━━━ Records shown ━━━
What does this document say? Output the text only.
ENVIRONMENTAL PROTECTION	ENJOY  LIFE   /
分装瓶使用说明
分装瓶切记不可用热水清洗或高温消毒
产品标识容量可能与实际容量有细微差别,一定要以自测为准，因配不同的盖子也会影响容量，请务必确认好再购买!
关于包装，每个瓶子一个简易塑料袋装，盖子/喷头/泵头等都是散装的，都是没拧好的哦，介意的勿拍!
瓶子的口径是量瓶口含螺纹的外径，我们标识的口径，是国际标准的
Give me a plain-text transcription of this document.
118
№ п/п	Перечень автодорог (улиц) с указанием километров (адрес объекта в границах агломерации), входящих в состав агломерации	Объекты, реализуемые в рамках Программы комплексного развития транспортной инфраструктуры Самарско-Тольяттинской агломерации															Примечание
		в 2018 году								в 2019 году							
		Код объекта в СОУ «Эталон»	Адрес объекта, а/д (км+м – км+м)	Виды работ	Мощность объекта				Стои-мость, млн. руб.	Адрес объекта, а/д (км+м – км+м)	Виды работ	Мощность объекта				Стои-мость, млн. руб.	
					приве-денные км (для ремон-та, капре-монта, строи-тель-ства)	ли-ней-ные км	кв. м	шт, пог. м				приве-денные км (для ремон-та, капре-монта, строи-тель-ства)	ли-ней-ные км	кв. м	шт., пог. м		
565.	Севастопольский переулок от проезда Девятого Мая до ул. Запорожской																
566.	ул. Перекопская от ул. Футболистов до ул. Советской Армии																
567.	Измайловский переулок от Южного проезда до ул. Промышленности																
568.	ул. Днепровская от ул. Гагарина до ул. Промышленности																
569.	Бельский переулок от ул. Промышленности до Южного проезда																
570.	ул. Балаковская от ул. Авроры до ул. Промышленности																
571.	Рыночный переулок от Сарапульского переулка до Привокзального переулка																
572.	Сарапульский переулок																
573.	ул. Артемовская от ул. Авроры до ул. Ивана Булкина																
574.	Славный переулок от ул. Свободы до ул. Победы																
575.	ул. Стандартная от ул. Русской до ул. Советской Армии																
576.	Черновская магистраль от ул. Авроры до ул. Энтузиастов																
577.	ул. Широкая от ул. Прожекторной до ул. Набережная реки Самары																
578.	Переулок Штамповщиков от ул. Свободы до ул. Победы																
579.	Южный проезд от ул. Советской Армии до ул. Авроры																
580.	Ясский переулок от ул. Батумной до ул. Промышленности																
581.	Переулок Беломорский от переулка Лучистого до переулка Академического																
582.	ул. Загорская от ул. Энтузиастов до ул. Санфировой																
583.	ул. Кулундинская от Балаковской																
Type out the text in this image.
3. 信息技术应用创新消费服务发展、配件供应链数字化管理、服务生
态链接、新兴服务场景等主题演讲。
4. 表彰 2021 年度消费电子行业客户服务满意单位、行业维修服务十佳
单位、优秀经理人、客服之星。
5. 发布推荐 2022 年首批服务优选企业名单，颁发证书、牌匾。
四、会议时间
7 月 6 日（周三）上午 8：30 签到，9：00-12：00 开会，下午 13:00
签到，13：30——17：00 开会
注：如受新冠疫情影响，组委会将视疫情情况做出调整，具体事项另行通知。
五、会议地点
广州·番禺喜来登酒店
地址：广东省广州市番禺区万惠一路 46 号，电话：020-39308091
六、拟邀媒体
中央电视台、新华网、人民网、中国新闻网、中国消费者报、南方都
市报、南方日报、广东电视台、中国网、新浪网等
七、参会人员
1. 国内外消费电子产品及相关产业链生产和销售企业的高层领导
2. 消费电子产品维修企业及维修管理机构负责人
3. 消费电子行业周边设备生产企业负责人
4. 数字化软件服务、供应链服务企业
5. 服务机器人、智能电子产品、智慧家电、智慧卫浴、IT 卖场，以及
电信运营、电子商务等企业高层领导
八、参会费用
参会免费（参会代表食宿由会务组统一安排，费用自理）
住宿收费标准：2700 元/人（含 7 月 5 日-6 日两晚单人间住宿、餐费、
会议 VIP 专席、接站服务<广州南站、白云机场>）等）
━━━
Work to be completed:
For each line of the entries that includes "this", show that line.

Full output:
What does this document say? Output the text only.
Give me a plain-text transcription of this document.
Type out the text in this image.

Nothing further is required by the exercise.